* REQUIRED WORK: Leave out the pictures and copy everything else in the entries exactly.

* DATA SHOWN:
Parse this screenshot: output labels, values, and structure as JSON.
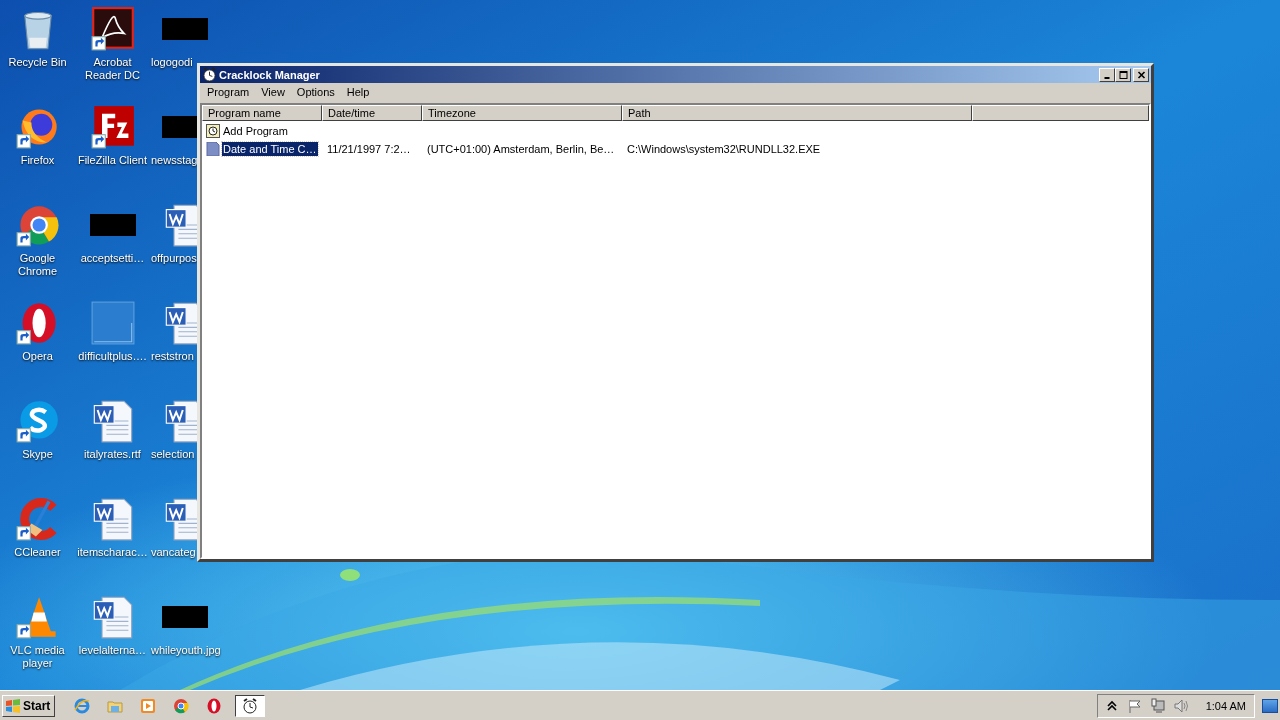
{
  "desktop": {
    "columns": [
      [
        {
          "label": "Recycle Bin",
          "kind": "recycle",
          "shortcut": false
        },
        {
          "label": "Firefox",
          "kind": "firefox",
          "shortcut": true
        },
        {
          "label": "Google Chrome",
          "kind": "chrome",
          "shortcut": true
        },
        {
          "label": "Opera",
          "kind": "opera",
          "shortcut": true
        },
        {
          "label": "Skype",
          "kind": "skype",
          "shortcut": true
        },
        {
          "label": "CCleaner",
          "kind": "ccleaner",
          "shortcut": true
        },
        {
          "label": "VLC media player",
          "kind": "vlc",
          "shortcut": true
        }
      ],
      [
        {
          "label": "Acrobat Reader DC",
          "kind": "acrobat",
          "shortcut": true
        },
        {
          "label": "FileZilla Client",
          "kind": "filezilla",
          "shortcut": true
        },
        {
          "label": "acceptsetti…",
          "kind": "redacted",
          "shortcut": false
        },
        {
          "label": "difficultplus….",
          "kind": "blank",
          "shortcut": false
        },
        {
          "label": "italyrates.rtf",
          "kind": "word",
          "shortcut": false
        },
        {
          "label": "itemscharac…",
          "kind": "word",
          "shortcut": false
        },
        {
          "label": "levelalterna…",
          "kind": "word",
          "shortcut": false
        }
      ],
      [
        {
          "label": "logogodi",
          "kind": "redacted",
          "shortcut": false
        },
        {
          "label": "newsstag",
          "kind": "redacted",
          "shortcut": false
        },
        {
          "label": "offpurpos",
          "kind": "word",
          "shortcut": false
        },
        {
          "label": "reststron",
          "kind": "word",
          "shortcut": false
        },
        {
          "label": "selection",
          "kind": "word",
          "shortcut": false
        },
        {
          "label": "vancateg",
          "kind": "word",
          "shortcut": false
        },
        {
          "label": "whileyouth.jpg",
          "kind": "redacted",
          "shortcut": false
        }
      ]
    ]
  },
  "window": {
    "title": "Cracklock Manager",
    "menu": [
      "Program",
      "View",
      "Options",
      "Help"
    ],
    "columns": [
      "Program name",
      "Date/time",
      "Timezone",
      "Path"
    ],
    "rows": [
      {
        "kind": "add",
        "selected": false,
        "cells": [
          "Add Program"
        ]
      },
      {
        "kind": "program",
        "selected": true,
        "cells": [
          "Date and Time C…",
          "11/21/1997 7:2…",
          "(UTC+01:00) Amsterdam, Berlin, Be…",
          "C:\\Windows\\system32\\RUNDLL32.EXE"
        ]
      }
    ]
  },
  "taskbar": {
    "start": "Start",
    "buttons": [
      {
        "kind": "ie",
        "active": false
      },
      {
        "kind": "folder",
        "active": false
      },
      {
        "kind": "media",
        "active": false
      },
      {
        "kind": "chrome",
        "active": false
      },
      {
        "kind": "opera",
        "active": false
      },
      {
        "kind": "clock",
        "active": true
      }
    ],
    "tray": [
      {
        "kind": "chevron"
      },
      {
        "kind": "flag"
      },
      {
        "kind": "network"
      },
      {
        "kind": "speaker"
      }
    ],
    "clock": "1:04 AM"
  }
}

* COMPLETE RESPONSE:
Parse this screenshot: output labels, values, and structure as JSON.
{
  "desktop": {
    "columns": [
      [
        {
          "label": "Recycle Bin",
          "kind": "recycle",
          "shortcut": false
        },
        {
          "label": "Firefox",
          "kind": "firefox",
          "shortcut": true
        },
        {
          "label": "Google Chrome",
          "kind": "chrome",
          "shortcut": true
        },
        {
          "label": "Opera",
          "kind": "opera",
          "shortcut": true
        },
        {
          "label": "Skype",
          "kind": "skype",
          "shortcut": true
        },
        {
          "label": "CCleaner",
          "kind": "ccleaner",
          "shortcut": true
        },
        {
          "label": "VLC media player",
          "kind": "vlc",
          "shortcut": true
        }
      ],
      [
        {
          "label": "Acrobat Reader DC",
          "kind": "acrobat",
          "shortcut": true
        },
        {
          "label": "FileZilla Client",
          "kind": "filezilla",
          "shortcut": true
        },
        {
          "label": "acceptsetti…",
          "kind": "redacted",
          "shortcut": false
        },
        {
          "label": "difficultplus….",
          "kind": "blank",
          "shortcut": false
        },
        {
          "label": "italyrates.rtf",
          "kind": "word",
          "shortcut": false
        },
        {
          "label": "itemscharac…",
          "kind": "word",
          "shortcut": false
        },
        {
          "label": "levelalterna…",
          "kind": "word",
          "shortcut": false
        }
      ],
      [
        {
          "label": "logogodi",
          "kind": "redacted",
          "shortcut": false
        },
        {
          "label": "newsstag",
          "kind": "redacted",
          "shortcut": false
        },
        {
          "label": "offpurpos",
          "kind": "word",
          "shortcut": false
        },
        {
          "label": "reststron",
          "kind": "word",
          "shortcut": false
        },
        {
          "label": "selection",
          "kind": "word",
          "shortcut": false
        },
        {
          "label": "vancateg",
          "kind": "word",
          "shortcut": false
        },
        {
          "label": "whileyouth.jpg",
          "kind": "redacted",
          "shortcut": false
        }
      ]
    ]
  },
  "window": {
    "title": "Cracklock Manager",
    "menu": [
      "Program",
      "View",
      "Options",
      "Help"
    ],
    "columns": [
      "Program name",
      "Date/time",
      "Timezone",
      "Path"
    ],
    "rows": [
      {
        "kind": "add",
        "selected": false,
        "cells": [
          "Add Program"
        ]
      },
      {
        "kind": "program",
        "selected": true,
        "cells": [
          "Date and Time C…",
          "11/21/1997 7:2…",
          "(UTC+01:00) Amsterdam, Berlin, Be…",
          "C:\\Windows\\system32\\RUNDLL32.EXE"
        ]
      }
    ]
  },
  "taskbar": {
    "start": "Start",
    "buttons": [
      {
        "kind": "ie",
        "active": false
      },
      {
        "kind": "folder",
        "active": false
      },
      {
        "kind": "media",
        "active": false
      },
      {
        "kind": "chrome",
        "active": false
      },
      {
        "kind": "opera",
        "active": false
      },
      {
        "kind": "clock",
        "active": true
      }
    ],
    "tray": [
      {
        "kind": "chevron"
      },
      {
        "kind": "flag"
      },
      {
        "kind": "network"
      },
      {
        "kind": "speaker"
      }
    ],
    "clock": "1:04 AM"
  }
}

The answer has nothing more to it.